:: Exercise directions ::
Take every line from the listing below that contains "easily".

:: Entries shown ::
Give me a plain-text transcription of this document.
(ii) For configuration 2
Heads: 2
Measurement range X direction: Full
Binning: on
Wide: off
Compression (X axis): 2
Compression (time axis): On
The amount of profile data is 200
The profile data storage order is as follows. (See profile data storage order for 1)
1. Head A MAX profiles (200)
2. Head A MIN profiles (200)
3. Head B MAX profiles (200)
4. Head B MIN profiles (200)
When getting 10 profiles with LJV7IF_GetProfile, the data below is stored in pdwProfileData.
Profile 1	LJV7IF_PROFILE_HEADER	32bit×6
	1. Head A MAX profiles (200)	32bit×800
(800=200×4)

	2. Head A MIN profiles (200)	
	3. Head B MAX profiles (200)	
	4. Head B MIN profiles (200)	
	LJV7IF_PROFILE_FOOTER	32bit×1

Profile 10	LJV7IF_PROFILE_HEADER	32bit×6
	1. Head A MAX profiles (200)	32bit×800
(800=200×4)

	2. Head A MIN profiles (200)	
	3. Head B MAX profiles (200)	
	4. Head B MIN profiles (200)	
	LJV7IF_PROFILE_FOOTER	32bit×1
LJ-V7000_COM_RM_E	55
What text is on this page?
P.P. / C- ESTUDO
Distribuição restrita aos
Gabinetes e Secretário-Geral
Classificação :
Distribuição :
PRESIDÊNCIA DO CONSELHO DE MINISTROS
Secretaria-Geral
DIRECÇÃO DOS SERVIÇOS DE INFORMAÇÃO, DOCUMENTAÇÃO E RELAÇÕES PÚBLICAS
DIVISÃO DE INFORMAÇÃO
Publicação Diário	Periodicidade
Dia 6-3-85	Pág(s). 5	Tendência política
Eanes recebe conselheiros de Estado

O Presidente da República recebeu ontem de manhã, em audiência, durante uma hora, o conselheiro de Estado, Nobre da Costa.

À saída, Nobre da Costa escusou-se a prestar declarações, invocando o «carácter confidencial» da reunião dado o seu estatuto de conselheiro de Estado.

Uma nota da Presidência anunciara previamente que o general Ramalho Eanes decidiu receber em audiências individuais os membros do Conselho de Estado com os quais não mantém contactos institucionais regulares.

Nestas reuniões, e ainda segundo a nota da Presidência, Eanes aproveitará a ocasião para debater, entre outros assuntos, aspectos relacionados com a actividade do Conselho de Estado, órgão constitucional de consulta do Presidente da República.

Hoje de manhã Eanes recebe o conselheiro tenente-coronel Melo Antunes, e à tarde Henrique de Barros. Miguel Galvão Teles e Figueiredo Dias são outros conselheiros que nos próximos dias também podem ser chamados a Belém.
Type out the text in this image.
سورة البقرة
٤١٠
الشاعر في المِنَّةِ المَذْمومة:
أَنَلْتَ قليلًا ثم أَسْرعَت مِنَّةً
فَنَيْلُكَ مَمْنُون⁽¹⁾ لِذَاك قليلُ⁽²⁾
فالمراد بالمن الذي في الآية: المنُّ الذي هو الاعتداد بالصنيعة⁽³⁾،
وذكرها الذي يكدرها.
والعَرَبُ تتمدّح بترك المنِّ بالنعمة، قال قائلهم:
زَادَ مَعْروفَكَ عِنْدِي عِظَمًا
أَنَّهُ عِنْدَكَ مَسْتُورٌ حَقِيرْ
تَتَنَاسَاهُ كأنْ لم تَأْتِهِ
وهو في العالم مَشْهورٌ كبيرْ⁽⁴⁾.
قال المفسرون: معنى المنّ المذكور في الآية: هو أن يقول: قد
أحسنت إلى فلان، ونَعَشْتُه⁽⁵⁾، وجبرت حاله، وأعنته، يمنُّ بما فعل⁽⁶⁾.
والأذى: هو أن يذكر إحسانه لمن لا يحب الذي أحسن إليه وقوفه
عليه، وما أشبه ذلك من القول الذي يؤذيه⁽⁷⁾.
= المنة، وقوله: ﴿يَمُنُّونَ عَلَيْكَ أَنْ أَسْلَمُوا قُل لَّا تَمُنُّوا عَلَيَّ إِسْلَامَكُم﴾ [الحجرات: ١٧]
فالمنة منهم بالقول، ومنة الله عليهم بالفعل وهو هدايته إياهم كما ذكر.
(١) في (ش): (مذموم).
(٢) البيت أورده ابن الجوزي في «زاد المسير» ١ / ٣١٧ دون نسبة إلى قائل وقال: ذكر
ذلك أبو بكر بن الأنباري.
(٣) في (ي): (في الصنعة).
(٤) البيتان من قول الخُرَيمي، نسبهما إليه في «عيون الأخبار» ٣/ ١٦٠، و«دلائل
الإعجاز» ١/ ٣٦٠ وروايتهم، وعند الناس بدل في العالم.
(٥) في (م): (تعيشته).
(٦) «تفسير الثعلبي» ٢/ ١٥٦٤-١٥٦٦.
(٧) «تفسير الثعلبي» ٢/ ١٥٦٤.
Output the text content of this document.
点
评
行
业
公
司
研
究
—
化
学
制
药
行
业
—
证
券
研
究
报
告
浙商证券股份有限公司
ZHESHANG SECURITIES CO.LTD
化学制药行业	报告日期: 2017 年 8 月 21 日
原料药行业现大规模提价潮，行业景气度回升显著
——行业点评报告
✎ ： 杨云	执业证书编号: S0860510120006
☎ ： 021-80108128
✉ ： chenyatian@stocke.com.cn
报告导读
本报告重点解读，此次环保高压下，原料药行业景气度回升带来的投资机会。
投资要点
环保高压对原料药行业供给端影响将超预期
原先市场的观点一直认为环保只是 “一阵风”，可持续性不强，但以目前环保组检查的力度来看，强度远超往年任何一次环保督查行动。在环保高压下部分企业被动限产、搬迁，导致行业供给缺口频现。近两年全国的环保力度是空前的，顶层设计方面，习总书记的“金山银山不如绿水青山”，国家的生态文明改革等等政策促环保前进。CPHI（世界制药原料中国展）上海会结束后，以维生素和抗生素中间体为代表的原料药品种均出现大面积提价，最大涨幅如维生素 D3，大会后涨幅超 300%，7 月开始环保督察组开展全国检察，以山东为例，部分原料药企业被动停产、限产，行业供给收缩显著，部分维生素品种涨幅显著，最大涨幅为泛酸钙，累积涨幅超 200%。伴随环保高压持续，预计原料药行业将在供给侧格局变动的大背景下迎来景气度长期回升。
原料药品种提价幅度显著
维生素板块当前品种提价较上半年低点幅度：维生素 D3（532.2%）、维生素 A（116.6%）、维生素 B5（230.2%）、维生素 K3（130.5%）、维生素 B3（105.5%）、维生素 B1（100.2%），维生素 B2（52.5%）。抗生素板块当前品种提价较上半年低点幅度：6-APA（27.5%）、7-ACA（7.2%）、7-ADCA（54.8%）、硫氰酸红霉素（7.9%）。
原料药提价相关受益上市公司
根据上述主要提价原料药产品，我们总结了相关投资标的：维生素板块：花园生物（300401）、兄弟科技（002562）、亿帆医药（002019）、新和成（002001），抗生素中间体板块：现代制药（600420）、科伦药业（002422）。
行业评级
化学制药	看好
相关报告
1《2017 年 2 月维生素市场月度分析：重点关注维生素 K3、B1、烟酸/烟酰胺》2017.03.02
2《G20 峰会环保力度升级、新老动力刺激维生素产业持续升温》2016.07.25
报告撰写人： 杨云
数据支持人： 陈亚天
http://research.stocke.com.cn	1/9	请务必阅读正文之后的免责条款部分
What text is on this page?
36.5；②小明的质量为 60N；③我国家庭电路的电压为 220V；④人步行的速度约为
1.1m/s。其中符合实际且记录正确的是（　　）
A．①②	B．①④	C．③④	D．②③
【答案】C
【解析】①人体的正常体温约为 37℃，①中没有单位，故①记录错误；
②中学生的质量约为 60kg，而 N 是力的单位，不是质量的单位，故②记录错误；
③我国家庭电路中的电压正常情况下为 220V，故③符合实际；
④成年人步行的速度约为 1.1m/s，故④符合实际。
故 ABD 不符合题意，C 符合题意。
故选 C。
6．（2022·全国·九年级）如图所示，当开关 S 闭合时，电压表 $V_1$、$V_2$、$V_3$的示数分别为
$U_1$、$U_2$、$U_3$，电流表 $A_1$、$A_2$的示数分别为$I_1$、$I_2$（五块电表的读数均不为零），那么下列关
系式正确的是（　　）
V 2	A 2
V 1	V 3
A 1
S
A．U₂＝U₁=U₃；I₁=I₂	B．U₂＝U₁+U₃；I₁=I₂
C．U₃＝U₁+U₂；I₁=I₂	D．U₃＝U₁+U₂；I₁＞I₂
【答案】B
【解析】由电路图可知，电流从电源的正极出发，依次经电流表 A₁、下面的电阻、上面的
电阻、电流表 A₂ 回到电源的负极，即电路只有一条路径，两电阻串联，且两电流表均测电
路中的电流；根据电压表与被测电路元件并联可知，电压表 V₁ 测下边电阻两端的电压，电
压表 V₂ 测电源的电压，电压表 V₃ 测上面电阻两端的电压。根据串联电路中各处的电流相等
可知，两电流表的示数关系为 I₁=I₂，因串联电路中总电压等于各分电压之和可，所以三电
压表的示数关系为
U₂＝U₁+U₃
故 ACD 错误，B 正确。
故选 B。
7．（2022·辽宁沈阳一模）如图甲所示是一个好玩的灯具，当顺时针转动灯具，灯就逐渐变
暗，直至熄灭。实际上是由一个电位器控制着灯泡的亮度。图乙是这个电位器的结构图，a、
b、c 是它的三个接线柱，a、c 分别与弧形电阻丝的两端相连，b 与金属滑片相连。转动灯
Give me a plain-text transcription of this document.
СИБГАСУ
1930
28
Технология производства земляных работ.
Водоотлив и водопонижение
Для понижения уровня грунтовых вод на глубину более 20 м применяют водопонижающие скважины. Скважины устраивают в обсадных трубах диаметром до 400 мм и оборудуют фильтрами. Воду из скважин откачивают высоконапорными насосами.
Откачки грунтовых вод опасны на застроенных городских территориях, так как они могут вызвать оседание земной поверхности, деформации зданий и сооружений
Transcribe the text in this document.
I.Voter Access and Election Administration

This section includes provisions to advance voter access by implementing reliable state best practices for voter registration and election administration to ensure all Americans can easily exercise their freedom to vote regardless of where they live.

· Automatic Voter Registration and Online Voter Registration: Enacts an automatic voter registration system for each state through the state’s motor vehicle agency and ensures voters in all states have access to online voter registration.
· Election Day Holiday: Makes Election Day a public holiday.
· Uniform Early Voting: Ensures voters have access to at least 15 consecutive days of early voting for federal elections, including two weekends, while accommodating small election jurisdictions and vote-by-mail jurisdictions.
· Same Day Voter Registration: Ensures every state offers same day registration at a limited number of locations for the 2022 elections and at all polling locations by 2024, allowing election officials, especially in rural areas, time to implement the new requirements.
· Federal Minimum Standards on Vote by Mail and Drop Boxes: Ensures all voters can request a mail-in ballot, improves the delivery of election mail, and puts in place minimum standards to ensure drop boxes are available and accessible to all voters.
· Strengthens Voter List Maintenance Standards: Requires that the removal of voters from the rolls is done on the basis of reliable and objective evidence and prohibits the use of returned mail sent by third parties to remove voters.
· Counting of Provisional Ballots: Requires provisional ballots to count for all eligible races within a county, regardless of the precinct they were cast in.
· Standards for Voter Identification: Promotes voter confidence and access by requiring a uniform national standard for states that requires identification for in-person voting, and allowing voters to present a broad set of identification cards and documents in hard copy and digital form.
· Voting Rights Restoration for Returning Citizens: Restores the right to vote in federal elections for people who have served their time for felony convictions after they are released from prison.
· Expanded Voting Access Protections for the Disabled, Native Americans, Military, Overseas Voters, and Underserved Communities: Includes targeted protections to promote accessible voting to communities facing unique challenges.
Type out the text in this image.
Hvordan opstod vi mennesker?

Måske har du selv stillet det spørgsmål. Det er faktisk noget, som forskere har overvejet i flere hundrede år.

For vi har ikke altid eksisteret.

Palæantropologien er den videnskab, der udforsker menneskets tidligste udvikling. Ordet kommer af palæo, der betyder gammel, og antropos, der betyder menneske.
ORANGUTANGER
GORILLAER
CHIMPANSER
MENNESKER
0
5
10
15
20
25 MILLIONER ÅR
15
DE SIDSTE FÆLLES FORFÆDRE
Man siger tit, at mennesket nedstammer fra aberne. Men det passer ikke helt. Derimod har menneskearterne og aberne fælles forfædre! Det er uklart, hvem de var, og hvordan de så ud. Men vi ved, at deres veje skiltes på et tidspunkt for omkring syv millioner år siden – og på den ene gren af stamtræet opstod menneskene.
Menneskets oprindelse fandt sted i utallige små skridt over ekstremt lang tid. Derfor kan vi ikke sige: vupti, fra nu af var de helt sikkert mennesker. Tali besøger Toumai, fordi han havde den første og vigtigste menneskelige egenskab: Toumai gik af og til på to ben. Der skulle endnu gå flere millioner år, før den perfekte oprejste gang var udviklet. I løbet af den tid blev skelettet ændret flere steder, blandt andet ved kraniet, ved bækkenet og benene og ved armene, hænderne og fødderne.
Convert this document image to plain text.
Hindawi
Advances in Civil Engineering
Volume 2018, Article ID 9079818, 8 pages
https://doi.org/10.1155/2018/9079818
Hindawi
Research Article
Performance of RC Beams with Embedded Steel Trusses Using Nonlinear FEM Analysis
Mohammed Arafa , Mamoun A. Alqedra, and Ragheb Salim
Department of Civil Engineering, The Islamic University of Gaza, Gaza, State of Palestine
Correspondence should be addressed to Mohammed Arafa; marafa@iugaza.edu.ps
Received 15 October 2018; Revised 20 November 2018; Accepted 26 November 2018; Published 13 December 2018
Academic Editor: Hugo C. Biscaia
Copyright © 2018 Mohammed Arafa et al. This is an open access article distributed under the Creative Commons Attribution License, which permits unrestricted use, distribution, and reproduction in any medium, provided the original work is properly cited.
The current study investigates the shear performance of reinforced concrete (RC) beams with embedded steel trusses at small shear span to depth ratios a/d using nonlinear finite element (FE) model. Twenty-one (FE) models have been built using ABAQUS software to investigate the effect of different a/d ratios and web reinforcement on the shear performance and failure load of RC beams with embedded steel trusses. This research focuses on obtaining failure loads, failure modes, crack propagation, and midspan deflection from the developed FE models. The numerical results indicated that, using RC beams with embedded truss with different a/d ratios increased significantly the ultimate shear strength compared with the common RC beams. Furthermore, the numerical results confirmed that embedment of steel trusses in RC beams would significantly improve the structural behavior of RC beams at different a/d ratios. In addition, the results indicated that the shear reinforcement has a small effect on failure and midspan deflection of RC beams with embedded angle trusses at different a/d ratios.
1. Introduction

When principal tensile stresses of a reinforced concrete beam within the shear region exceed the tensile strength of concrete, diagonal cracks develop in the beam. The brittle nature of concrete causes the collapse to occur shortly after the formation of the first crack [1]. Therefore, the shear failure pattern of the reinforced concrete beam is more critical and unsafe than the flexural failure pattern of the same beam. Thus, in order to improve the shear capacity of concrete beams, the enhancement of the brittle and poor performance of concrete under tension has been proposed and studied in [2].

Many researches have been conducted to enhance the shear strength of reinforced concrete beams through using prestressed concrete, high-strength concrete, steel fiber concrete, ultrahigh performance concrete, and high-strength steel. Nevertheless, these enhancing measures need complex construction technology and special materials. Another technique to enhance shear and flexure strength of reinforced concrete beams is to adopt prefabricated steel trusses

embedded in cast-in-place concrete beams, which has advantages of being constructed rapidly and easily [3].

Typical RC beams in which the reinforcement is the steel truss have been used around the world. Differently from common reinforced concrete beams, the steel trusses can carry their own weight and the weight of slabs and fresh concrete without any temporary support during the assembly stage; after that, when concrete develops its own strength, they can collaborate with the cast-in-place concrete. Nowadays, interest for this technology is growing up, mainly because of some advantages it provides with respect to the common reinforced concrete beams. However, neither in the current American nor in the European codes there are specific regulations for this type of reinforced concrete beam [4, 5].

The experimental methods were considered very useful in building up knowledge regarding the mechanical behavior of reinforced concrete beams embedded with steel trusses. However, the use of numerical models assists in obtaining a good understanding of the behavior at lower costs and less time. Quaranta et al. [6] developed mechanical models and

:: Problem solution ::
This section includes provisions to advance voter access by implementing reliable state best practices for voter registration and election administration to ensure all Americans can easily exercise their freedom to vote regardless of where they live.
embedded in cast-in-place concrete beams, which has advantages of being constructed rapidly and easily [3].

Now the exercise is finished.